MATERIAL SHOWN ->
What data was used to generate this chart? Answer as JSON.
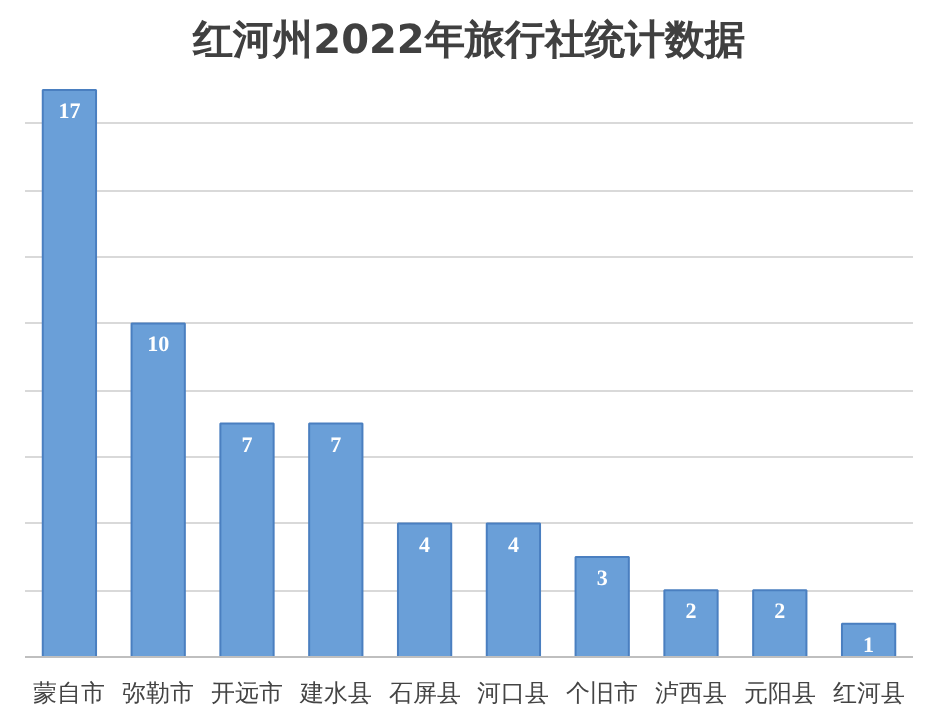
{
  "chart_data": {
    "type": "bar",
    "title": "红河州2022年旅行社统计数据",
    "categories": [
      "蒙自市",
      "弥勒市",
      "开远市",
      "建水县",
      "石屏县",
      "河口县",
      "个旧市",
      "泸西县",
      "元阳县",
      "红河县"
    ],
    "values": [
      17,
      10,
      7,
      7,
      4,
      4,
      3,
      2,
      2,
      1
    ],
    "color": "#6a9fd8",
    "grid": "y",
    "tick_labels": "x",
    "data_labels": true
  }
}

DIRECTIONS ->
Without the pictures, reproduce every line of the records above exactly.

OUTPUT OF THE EXERCISE ->
What data was used to generate this chart? Answer as JSON.
{
  "chart_data": {
    "type": "bar",
    "title": "红河州2022年旅行社统计数据",
    "categories": [
      "蒙自市",
      "弥勒市",
      "开远市",
      "建水县",
      "石屏县",
      "河口县",
      "个旧市",
      "泸西县",
      "元阳县",
      "红河县"
    ],
    "values": [
      17,
      10,
      7,
      7,
      4,
      4,
      3,
      2,
      2,
      1
    ],
    "color": "#6a9fd8",
    "grid": "y",
    "tick_labels": "x",
    "data_labels": true
  }
}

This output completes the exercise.